### Extracted entries

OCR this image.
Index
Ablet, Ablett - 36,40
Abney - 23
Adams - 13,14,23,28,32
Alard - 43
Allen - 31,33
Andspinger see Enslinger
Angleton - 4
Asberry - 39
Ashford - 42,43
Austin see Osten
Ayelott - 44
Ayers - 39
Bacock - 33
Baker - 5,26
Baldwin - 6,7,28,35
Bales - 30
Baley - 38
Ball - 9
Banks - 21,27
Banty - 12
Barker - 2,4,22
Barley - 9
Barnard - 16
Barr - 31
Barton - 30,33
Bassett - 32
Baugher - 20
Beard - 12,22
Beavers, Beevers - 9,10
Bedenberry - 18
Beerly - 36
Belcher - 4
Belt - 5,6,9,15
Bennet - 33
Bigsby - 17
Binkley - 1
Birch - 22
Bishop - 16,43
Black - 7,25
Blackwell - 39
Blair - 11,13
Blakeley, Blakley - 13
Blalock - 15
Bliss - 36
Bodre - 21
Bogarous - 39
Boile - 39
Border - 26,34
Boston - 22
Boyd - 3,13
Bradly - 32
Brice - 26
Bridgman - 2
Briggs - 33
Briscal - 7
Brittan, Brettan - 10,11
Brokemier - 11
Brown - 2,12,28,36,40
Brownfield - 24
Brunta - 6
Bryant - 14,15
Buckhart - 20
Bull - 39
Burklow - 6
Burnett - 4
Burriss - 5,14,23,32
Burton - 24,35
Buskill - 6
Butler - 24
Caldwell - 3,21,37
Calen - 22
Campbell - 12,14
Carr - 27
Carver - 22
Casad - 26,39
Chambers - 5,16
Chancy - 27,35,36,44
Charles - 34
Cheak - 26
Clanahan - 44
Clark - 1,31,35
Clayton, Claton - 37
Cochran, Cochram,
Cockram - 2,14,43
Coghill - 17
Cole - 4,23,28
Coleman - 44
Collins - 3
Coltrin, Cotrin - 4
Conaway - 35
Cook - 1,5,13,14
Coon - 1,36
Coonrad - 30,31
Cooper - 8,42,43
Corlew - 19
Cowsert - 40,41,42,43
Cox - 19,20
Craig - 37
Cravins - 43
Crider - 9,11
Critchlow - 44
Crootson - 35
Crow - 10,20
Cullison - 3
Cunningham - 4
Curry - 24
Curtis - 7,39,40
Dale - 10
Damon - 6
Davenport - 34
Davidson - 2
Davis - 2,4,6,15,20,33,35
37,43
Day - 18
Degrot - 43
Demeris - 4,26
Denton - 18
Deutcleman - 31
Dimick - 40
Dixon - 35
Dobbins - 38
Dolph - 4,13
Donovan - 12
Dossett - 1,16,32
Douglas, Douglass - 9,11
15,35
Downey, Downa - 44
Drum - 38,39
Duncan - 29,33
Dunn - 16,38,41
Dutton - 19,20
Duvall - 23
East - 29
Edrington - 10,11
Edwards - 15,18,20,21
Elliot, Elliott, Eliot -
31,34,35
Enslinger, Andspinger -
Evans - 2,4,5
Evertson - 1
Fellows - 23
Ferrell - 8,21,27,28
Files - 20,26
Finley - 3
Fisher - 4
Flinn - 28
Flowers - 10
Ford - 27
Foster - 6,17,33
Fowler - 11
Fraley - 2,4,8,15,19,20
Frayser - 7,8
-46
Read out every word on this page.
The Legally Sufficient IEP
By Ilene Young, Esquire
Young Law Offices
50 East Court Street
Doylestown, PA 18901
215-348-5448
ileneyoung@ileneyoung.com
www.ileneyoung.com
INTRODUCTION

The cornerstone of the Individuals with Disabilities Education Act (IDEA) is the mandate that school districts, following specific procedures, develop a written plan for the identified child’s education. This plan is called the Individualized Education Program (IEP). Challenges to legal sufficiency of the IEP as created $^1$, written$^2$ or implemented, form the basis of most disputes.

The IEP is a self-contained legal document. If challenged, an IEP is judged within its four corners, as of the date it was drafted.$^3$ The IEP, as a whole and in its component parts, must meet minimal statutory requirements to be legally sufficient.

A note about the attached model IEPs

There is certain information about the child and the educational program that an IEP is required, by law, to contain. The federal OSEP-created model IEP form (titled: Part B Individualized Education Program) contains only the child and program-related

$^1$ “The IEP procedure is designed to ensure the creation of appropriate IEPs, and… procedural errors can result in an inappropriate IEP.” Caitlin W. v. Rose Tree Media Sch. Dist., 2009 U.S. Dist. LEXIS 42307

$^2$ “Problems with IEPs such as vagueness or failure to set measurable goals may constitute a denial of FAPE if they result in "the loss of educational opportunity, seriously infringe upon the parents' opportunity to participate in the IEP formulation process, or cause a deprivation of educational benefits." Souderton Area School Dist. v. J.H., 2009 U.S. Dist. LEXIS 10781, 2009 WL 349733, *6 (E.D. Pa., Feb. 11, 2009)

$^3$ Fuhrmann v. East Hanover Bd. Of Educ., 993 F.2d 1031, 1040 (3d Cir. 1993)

######

(Set task): Using the data above, return each line exactly as written.

(Final answer):
OCR this image.
Index
Ablet, Ablett - 36,40
Abney - 23
Adams - 13,14,23,28,32
Alard - 43
Allen - 31,33
Andspinger see Enslinger
Angleton - 4
Asberry - 39
Ashford - 42,43
Austin see Osten
Ayelott - 44
Ayers - 39
Bacock - 33
Baker - 5,26
Baldwin - 6,7,28,35
Bales - 30
Baley - 38
Ball - 9
Banks - 21,27
Banty - 12
Barker - 2,4,22
Barley - 9
Barnard - 16
Barr - 31
Barton - 30,33
Bassett - 32
Baugher - 20
Beard - 12,22
Beavers, Beevers - 9,10
Bedenberry - 18
Beerly - 36
Belcher - 4
Belt - 5,6,9,15
Bennet - 33
Bigsby - 17
Binkley - 1
Birch - 22
Bishop - 16,43
Black - 7,25
Blackwell - 39
Blair - 11,13
Blakeley, Blakley - 13
Blalock - 15
Bliss - 36
Bodre - 21
Bogarous - 39
Boile - 39
Border - 26,34
Boston - 22
Boyd - 3,13
Bradly - 32
Brice - 26
Bridgman - 2
Briggs - 33
Briscal - 7
Brittan, Brettan - 10,11
Brokemier - 11
Brown - 2,12,28,36,40
Brownfield - 24
Brunta - 6
Bryant - 14,15
Buckhart - 20
Bull - 39
Burklow - 6
Burnett - 4
Burriss - 5,14,23,32
Burton - 24,35
Buskill - 6
Butler - 24
Caldwell - 3,21,37
Calen - 22
Campbell - 12,14
Carr - 27
Carver - 22
Casad - 26,39
Chambers - 5,16
Chancy - 27,35,36,44
Charles - 34
Cheak - 26
Clanahan - 44
Clark - 1,31,35
Clayton, Claton - 37
Cochran, Cochram,
Cockram - 2,14,43
Coghill - 17
Cole - 4,23,28
Coleman - 44
Collins - 3
Coltrin, Cotrin - 4
Conaway - 35
Cook - 1,5,13,14
Coon - 1,36
Coonrad - 30,31
Cooper - 8,42,43
Corlew - 19
Cowsert - 40,41,42,43
Cox - 19,20
Craig - 37
Cravins - 43
Crider - 9,11
Critchlow - 44
Crootson - 35
Crow - 10,20
Cullison - 3
Cunningham - 4
Curry - 24
Curtis - 7,39,40
Dale - 10
Damon - 6
Davenport - 34
Davidson - 2
Davis - 2,4,6,15,20,33,35
37,43
Day - 18
Degrot - 43
Demeris - 4,26
Denton - 18
Deutcleman - 31
Dimick - 40
Dixon - 35
Dobbins - 38
Dolph - 4,13
Donovan - 12
Dossett - 1,16,32
Douglas, Douglass - 9,11
15,35
Downey, Downa - 44
Drum - 38,39
Duncan - 29,33
Dunn - 16,38,41
Dutton - 19,20
Duvall - 23
East - 29
Edrington - 10,11
Edwards - 15,18,20,21
Elliot, Elliott, Eliot -
31,34,35
Enslinger, Andspinger -
Evans - 2,4,5
Evertson - 1
Fellows - 23
Ferrell - 8,21,27,28
Files - 20,26
Finley - 3
Fisher - 4
Flinn - 28
Flowers - 10
Ford - 27
Foster - 6,17,33
Fowler - 11
Fraley - 2,4,8,15,19,20
Frayser - 7,8
-46
Read out every word on this page.
The Legally Sufficient IEP
By Ilene Young, Esquire
Young Law Offices
50 East Court Street
Doylestown, PA 18901
215-348-5448
ileneyoung@ileneyoung.com
www.ileneyoung.com
INTRODUCTION

The cornerstone of the Individuals with Disabilities Education Act (IDEA) is the mandate that school districts, following specific procedures, develop a written plan for the identified child’s education. This plan is called the Individualized Education Program (IEP). Challenges to legal sufficiency of the IEP as created $^1$, written$^2$ or implemented, form the basis of most disputes.

The IEP is a self-contained legal document. If challenged, an IEP is judged within its four corners, as of the date it was drafted.$^3$ The IEP, as a whole and in its component parts, must meet minimal statutory requirements to be legally sufficient.

A note about the attached model IEPs

There is certain information about the child and the educational program that an IEP is required, by law, to contain. The federal OSEP-created model IEP form (titled: Part B Individualized Education Program) contains only the child and program-related

$^1$ “The IEP procedure is designed to ensure the creation of appropriate IEPs, and… procedural errors can result in an inappropriate IEP.” Caitlin W. v. Rose Tree Media Sch. Dist., 2009 U.S. Dist. LEXIS 42307

$^2$ “Problems with IEPs such as vagueness or failure to set measurable goals may constitute a denial of FAPE if they result in "the loss of educational opportunity, seriously infringe upon the parents' opportunity to participate in the IEP formulation process, or cause a deprivation of educational benefits." Souderton Area School Dist. v. J.H., 2009 U.S. Dist. LEXIS 10781, 2009 WL 349733, *6 (E.D. Pa., Feb. 11, 2009)

$^3$ Fuhrmann v. East Hanover Bd. Of Educ., 993 F.2d 1031, 1040 (3d Cir. 1993)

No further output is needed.